**Goal of the exercise:** Return each line of the listing that contains the string "graduation".

**Input rows:**
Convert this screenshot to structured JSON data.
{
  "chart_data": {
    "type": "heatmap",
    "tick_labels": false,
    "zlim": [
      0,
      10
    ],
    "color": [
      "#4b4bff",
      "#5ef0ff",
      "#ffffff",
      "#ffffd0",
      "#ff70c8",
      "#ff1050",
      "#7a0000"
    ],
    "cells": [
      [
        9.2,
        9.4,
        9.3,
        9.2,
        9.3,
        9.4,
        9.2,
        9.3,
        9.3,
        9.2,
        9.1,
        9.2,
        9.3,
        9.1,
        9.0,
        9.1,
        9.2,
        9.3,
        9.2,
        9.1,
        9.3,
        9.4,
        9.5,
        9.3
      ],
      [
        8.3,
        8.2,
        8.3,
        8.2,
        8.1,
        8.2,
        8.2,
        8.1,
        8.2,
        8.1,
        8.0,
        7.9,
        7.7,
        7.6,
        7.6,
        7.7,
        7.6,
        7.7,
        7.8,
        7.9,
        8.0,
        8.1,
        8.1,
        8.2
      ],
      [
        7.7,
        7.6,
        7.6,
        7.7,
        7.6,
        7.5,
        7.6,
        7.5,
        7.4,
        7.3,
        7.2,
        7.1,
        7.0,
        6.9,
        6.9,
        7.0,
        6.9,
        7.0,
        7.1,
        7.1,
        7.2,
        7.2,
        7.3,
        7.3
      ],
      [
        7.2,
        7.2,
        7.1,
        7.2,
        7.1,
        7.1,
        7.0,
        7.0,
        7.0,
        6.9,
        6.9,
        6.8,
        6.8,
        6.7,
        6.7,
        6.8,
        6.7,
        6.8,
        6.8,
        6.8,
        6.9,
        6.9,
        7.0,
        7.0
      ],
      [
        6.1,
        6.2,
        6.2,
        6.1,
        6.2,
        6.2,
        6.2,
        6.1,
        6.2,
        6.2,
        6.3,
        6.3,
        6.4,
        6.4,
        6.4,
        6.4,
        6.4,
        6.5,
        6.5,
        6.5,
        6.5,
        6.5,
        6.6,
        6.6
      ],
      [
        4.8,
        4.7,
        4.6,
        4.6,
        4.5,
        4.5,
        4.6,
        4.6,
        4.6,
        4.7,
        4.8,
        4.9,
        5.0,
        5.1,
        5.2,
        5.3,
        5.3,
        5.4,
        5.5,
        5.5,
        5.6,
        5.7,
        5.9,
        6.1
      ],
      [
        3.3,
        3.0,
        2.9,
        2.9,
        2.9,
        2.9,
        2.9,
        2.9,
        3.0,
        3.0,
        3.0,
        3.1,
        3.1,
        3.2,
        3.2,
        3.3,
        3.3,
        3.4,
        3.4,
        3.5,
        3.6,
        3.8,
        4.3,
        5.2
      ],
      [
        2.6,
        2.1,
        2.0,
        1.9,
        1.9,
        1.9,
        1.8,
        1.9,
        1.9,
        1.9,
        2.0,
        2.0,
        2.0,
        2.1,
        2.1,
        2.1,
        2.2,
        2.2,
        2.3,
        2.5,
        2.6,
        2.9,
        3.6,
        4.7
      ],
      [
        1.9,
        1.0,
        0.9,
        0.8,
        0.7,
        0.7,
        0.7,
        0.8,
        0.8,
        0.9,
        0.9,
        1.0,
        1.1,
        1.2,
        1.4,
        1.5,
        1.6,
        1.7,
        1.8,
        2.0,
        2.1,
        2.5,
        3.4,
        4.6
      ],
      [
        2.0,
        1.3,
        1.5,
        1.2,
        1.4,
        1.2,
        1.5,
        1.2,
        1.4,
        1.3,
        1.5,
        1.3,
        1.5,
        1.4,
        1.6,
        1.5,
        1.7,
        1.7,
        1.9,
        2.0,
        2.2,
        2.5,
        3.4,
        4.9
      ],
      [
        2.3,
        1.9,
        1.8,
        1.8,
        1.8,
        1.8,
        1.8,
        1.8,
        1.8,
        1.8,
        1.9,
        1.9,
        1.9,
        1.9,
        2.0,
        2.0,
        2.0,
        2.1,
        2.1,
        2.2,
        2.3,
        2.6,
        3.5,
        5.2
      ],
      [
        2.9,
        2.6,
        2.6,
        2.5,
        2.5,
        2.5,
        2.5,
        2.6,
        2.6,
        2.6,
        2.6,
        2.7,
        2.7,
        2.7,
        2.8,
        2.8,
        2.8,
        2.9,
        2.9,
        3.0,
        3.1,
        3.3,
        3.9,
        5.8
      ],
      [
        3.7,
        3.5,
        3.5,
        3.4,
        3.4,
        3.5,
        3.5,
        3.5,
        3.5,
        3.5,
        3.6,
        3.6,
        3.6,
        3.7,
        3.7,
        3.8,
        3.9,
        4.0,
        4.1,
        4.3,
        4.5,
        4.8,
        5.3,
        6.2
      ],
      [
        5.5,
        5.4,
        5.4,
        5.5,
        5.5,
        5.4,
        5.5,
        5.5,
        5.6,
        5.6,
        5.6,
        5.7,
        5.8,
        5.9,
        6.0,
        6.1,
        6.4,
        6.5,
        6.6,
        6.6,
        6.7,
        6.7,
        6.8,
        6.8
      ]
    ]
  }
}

--

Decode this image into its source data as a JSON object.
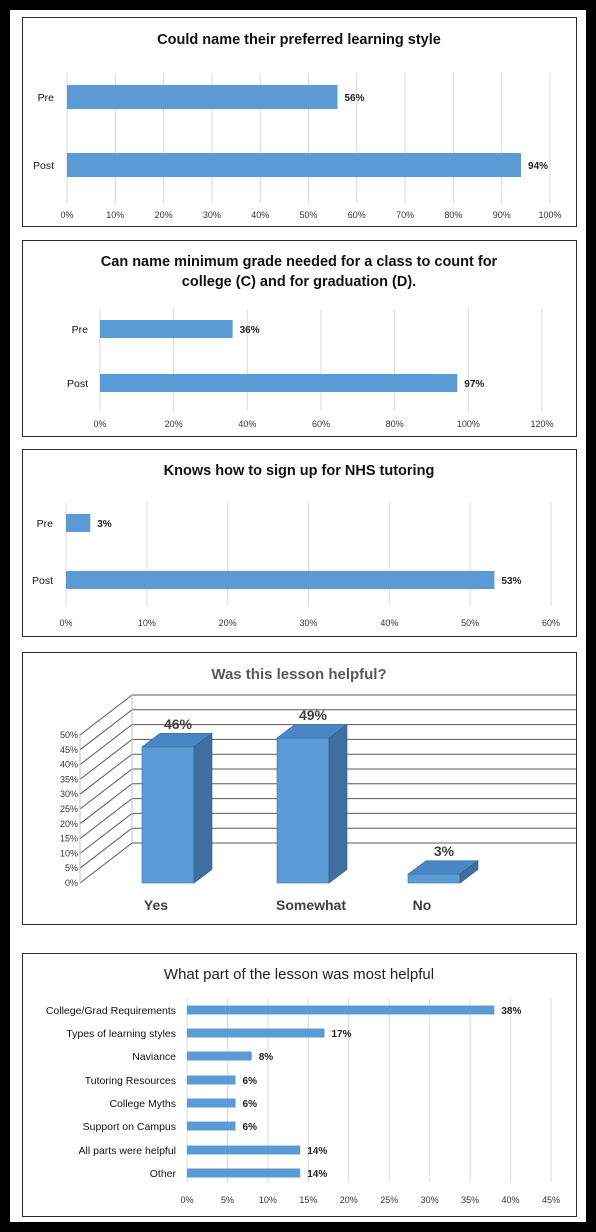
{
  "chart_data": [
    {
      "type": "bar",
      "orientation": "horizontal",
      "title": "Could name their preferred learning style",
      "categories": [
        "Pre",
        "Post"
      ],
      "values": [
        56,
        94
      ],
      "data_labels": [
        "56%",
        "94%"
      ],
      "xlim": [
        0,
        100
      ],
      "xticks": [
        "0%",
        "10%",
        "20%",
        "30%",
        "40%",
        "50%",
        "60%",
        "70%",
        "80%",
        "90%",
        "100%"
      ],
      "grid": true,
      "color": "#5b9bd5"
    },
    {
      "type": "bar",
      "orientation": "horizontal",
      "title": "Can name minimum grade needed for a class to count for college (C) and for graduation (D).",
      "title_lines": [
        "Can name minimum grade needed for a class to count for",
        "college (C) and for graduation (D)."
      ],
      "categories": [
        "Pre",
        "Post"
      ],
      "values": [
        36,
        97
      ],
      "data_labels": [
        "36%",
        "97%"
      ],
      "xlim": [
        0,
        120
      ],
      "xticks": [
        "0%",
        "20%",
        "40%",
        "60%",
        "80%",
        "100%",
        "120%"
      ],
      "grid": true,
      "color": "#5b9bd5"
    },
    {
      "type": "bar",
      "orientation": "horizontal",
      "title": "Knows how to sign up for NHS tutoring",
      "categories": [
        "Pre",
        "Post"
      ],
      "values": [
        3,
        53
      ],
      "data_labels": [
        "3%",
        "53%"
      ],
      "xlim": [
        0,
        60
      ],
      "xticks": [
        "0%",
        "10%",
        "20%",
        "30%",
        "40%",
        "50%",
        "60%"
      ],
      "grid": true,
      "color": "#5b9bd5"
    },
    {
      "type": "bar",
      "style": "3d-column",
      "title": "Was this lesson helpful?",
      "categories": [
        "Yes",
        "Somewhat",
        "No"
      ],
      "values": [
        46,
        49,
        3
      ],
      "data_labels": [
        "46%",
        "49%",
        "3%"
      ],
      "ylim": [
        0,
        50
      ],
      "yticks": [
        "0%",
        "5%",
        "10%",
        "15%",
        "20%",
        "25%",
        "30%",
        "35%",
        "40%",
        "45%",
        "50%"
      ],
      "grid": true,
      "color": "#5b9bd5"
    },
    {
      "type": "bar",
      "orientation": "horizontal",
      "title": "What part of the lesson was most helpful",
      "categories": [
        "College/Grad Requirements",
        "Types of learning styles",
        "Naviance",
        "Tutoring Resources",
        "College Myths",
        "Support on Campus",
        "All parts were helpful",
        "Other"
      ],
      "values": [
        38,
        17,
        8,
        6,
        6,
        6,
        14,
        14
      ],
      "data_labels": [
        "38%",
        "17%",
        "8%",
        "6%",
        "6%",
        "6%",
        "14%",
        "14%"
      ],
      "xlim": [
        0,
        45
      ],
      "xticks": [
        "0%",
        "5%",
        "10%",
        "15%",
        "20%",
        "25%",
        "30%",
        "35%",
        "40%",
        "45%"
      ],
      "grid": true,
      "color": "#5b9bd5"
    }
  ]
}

==

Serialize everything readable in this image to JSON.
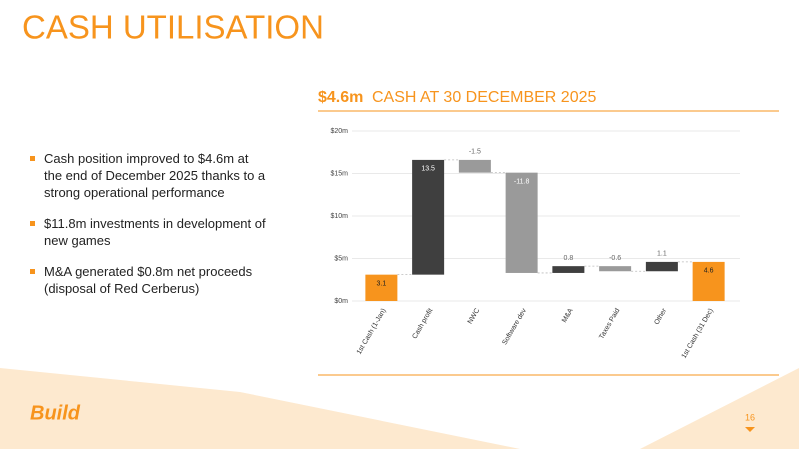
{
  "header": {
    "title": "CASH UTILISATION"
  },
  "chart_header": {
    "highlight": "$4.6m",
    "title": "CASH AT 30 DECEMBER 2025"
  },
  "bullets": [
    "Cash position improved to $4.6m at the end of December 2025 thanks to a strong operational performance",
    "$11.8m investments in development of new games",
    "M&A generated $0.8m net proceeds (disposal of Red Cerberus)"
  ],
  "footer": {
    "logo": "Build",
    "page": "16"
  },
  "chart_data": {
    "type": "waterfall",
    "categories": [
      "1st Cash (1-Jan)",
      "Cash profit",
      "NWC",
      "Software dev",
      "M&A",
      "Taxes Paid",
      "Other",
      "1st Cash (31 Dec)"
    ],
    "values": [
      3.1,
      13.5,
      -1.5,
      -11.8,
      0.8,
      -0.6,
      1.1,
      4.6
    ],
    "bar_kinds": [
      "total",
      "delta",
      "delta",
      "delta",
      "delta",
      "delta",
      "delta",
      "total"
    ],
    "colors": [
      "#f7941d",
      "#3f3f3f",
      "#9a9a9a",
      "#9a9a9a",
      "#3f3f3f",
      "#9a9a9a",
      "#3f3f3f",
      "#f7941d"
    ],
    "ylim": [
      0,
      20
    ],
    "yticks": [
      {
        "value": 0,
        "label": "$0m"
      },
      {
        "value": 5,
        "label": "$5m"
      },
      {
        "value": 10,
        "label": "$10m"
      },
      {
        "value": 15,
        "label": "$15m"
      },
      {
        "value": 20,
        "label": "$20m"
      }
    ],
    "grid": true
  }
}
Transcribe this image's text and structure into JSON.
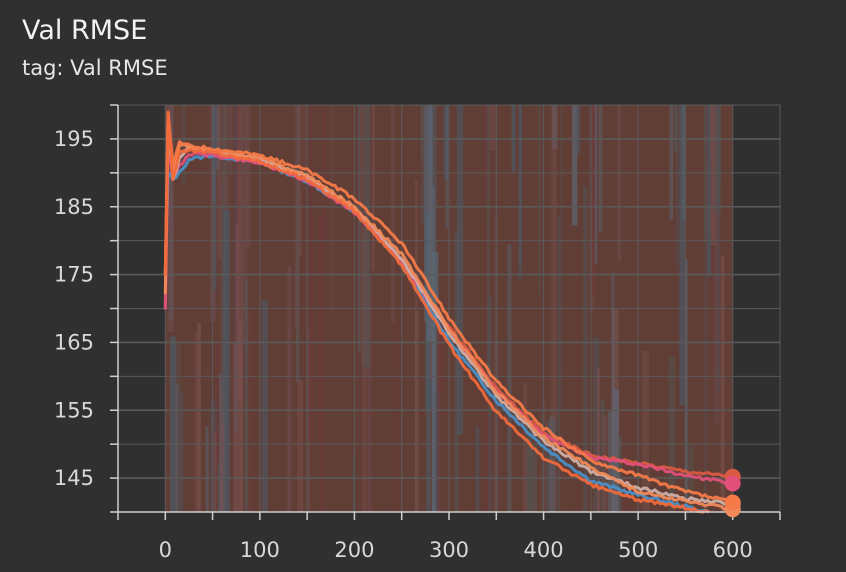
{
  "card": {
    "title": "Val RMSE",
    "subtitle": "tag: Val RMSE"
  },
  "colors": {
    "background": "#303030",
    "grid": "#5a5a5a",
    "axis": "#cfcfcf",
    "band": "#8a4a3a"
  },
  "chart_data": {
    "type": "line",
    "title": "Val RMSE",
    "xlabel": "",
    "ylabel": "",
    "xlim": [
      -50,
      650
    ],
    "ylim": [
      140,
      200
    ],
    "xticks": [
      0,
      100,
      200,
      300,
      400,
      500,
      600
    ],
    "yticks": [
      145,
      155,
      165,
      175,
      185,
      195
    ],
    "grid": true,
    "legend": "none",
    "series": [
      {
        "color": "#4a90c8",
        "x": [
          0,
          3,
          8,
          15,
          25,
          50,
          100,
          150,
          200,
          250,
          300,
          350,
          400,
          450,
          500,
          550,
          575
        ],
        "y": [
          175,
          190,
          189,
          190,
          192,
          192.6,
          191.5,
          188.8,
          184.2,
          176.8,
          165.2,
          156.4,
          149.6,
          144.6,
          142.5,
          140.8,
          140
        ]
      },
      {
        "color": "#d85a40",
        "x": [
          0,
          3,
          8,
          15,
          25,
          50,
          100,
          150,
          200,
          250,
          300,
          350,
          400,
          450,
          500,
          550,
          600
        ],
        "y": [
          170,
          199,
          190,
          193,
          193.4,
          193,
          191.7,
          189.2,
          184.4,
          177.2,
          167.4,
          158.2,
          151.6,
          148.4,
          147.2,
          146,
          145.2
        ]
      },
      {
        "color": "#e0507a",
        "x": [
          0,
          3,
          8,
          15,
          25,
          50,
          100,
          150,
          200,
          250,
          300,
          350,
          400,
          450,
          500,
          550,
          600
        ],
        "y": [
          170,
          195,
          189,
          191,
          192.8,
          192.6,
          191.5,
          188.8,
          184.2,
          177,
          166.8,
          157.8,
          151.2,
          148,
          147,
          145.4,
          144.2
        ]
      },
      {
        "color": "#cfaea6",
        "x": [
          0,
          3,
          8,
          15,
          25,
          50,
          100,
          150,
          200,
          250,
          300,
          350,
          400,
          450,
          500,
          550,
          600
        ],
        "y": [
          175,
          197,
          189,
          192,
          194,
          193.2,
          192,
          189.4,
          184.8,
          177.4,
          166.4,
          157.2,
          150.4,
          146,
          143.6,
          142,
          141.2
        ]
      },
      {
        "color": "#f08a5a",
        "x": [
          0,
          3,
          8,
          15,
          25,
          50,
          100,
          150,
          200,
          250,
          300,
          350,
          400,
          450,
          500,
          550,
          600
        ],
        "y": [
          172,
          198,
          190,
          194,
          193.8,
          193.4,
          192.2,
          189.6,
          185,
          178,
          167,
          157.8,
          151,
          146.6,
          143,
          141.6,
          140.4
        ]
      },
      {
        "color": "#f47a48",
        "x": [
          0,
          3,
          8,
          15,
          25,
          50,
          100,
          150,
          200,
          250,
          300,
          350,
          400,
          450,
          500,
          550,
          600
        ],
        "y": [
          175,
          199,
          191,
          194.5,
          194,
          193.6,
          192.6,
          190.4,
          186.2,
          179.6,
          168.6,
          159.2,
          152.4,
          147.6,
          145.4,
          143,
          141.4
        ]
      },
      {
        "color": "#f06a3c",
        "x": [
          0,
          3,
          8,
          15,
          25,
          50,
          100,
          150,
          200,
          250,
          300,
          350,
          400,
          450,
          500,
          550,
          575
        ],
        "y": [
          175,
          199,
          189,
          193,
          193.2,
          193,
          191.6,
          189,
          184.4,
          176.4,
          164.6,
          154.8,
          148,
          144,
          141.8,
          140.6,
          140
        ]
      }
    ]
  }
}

**Response for this exercise:**
      "title": "Can name minimum grade needed for a class to count for college (C) and for graduation (D).",
        "college (C) and for graduation (D)."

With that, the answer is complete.